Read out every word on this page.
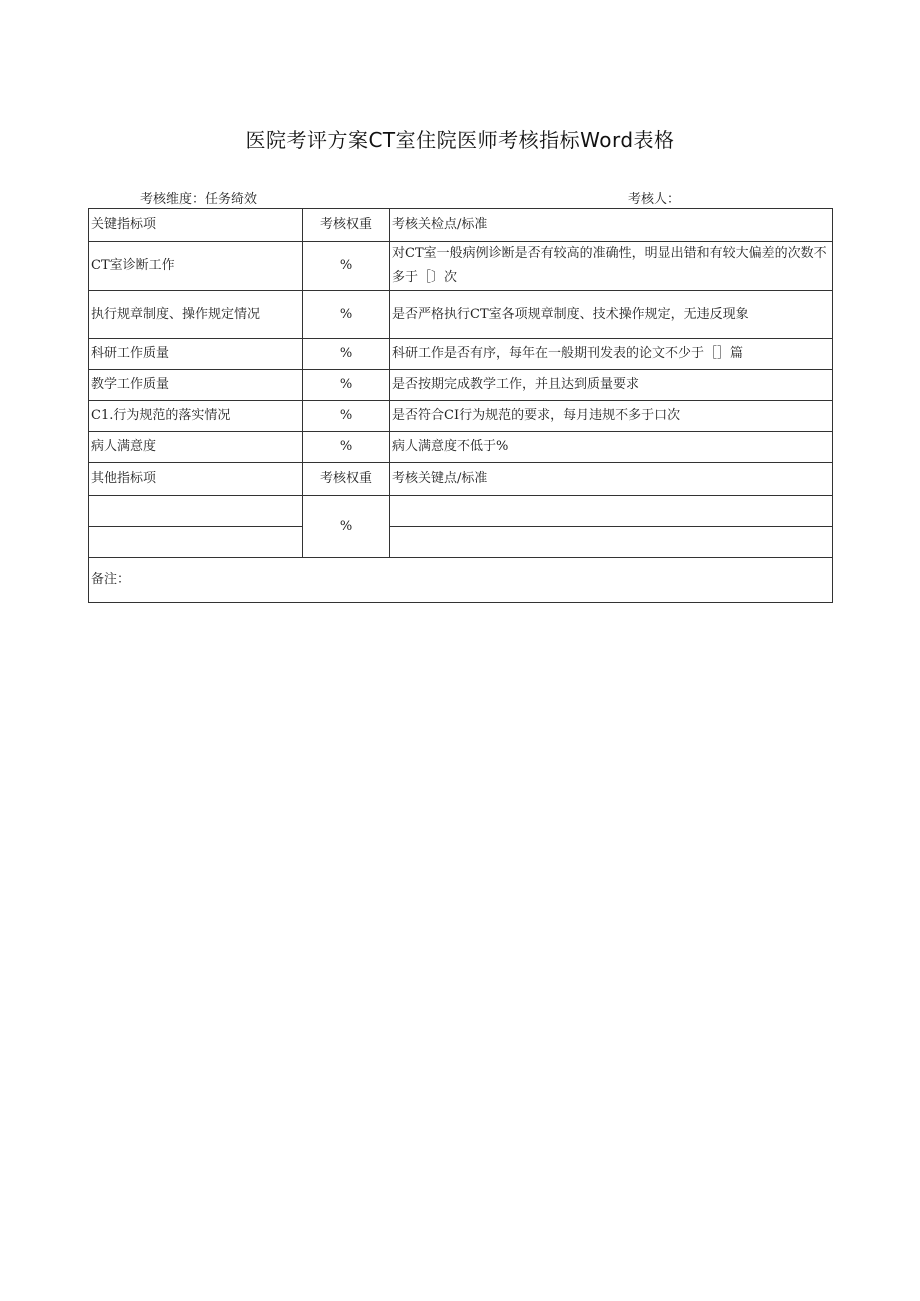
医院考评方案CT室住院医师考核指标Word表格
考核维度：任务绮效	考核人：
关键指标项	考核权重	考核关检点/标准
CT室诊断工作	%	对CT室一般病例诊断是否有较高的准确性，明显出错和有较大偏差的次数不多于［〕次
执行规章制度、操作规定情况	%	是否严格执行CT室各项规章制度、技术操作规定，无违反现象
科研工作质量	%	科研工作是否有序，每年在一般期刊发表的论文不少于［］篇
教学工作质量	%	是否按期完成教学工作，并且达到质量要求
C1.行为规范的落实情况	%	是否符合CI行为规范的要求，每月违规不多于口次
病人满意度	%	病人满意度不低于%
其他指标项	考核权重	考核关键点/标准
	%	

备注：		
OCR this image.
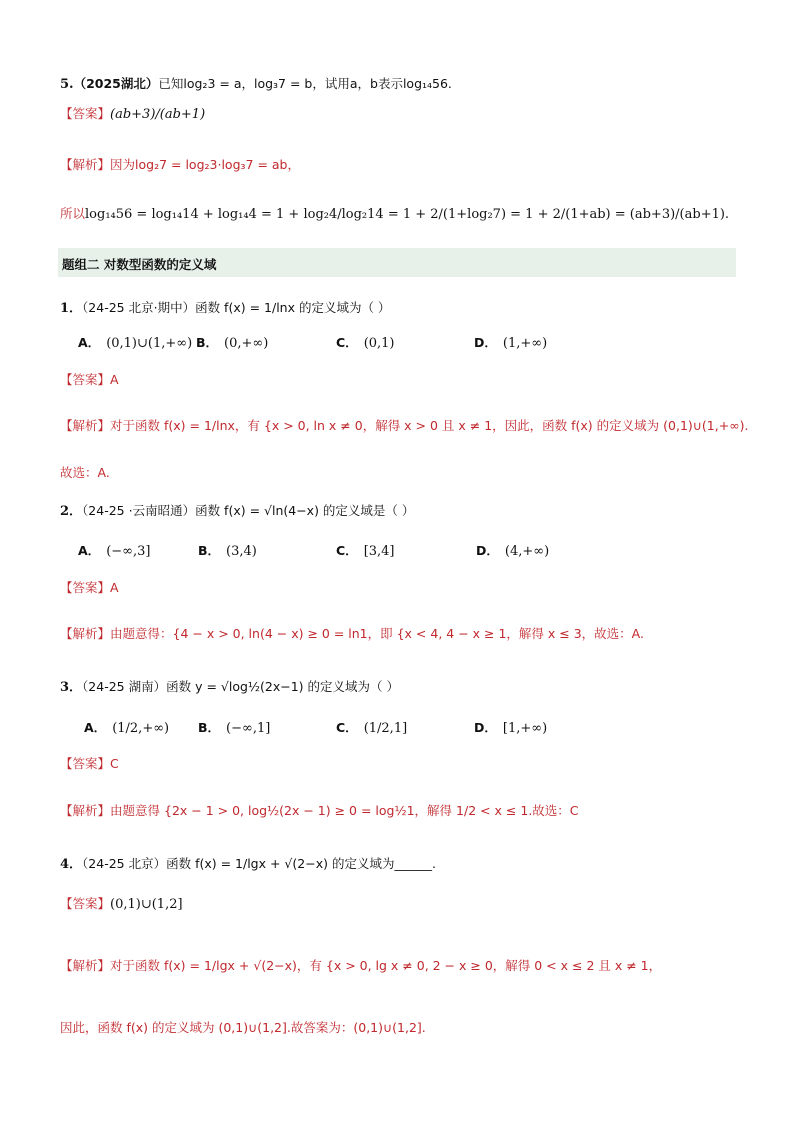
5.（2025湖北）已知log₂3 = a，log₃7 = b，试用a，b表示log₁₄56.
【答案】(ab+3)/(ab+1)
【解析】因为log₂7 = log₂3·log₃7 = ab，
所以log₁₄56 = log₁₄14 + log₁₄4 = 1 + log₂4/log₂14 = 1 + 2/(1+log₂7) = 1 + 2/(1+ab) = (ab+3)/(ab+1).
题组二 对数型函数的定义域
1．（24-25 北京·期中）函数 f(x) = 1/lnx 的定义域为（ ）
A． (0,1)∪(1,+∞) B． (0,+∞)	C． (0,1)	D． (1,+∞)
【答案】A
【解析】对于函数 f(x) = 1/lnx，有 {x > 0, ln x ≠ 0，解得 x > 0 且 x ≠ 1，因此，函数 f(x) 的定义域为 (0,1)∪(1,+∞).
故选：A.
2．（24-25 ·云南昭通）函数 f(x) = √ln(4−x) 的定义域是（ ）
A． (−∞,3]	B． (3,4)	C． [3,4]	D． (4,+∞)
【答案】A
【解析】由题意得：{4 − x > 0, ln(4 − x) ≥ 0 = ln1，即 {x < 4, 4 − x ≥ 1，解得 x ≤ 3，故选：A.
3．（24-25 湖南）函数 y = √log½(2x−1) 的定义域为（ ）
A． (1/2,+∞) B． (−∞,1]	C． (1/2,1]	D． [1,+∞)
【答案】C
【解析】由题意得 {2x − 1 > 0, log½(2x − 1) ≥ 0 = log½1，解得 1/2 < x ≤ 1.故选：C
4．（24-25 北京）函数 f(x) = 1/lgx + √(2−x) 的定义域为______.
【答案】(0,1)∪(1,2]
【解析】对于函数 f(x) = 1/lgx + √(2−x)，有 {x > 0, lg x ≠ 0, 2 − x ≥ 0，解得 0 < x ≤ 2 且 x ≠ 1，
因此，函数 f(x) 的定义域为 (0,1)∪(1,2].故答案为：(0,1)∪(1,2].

..............................

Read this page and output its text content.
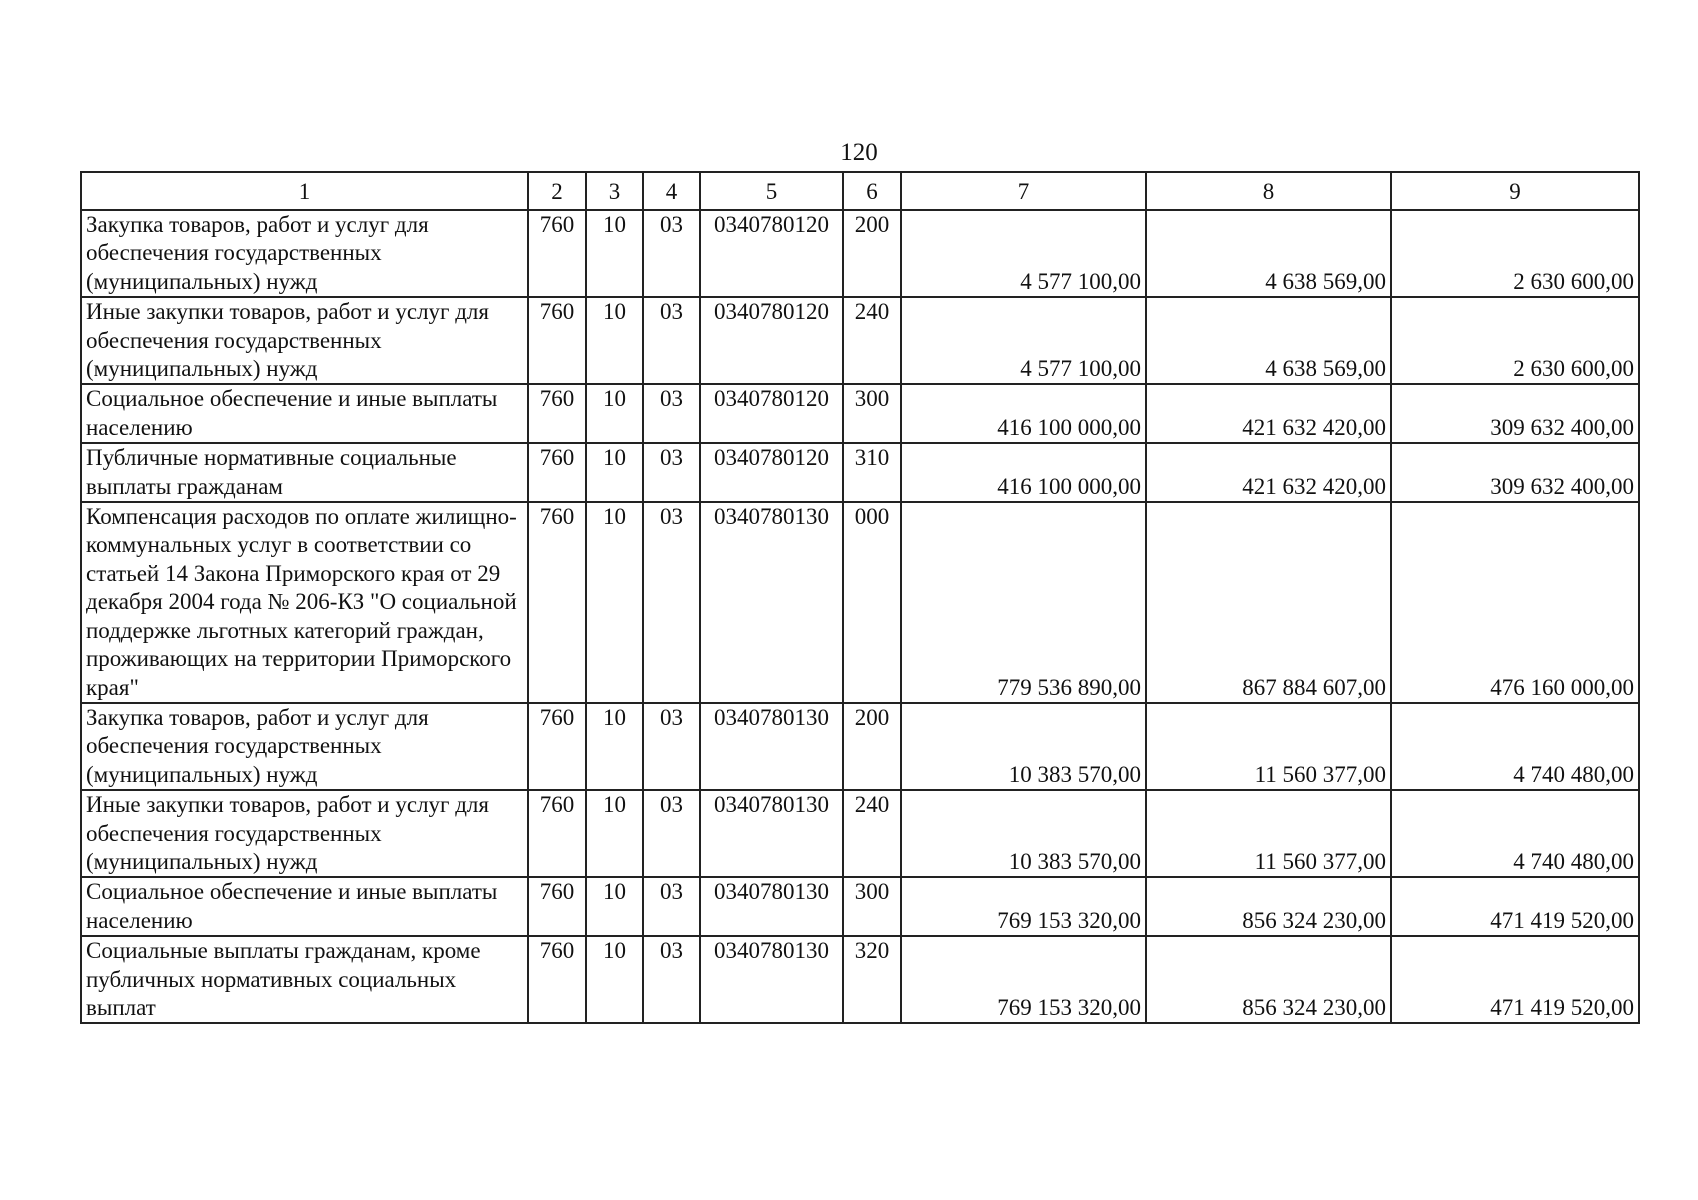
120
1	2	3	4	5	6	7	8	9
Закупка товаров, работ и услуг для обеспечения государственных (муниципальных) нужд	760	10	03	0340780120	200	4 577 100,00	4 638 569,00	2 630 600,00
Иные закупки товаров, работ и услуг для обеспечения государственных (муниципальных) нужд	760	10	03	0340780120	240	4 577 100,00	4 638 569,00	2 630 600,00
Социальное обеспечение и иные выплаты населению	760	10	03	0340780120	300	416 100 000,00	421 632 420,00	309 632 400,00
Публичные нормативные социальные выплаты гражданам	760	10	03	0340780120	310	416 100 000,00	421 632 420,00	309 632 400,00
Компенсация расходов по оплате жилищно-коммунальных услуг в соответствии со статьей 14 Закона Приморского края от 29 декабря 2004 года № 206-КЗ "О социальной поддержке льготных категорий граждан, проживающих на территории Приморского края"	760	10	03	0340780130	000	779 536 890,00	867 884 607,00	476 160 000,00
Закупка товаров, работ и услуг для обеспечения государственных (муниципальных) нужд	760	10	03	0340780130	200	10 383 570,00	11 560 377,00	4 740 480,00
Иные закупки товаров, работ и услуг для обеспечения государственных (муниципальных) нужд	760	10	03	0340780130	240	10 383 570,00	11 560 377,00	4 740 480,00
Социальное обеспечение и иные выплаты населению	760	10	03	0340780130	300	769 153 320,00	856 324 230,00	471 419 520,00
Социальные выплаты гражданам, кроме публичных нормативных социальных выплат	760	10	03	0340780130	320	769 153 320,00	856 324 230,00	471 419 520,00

..............................

What the task asks: Pull out every line above that holds the word "对于函数".

Task solution:
【解析】对于函数 f(x) = 1/lnx，有 {x > 0, ln x ≠ 0，解得 x > 0 且 x ≠ 1，因此，函数 f(x) 的定义域为 (0,1)∪(1,+∞).
【解析】对于函数 f(x) = 1/lgx + √(2−x)，有 {x > 0, lg x ≠ 0, 2 − x ≥ 0，解得 0 < x ≤ 2 且 x ≠ 1，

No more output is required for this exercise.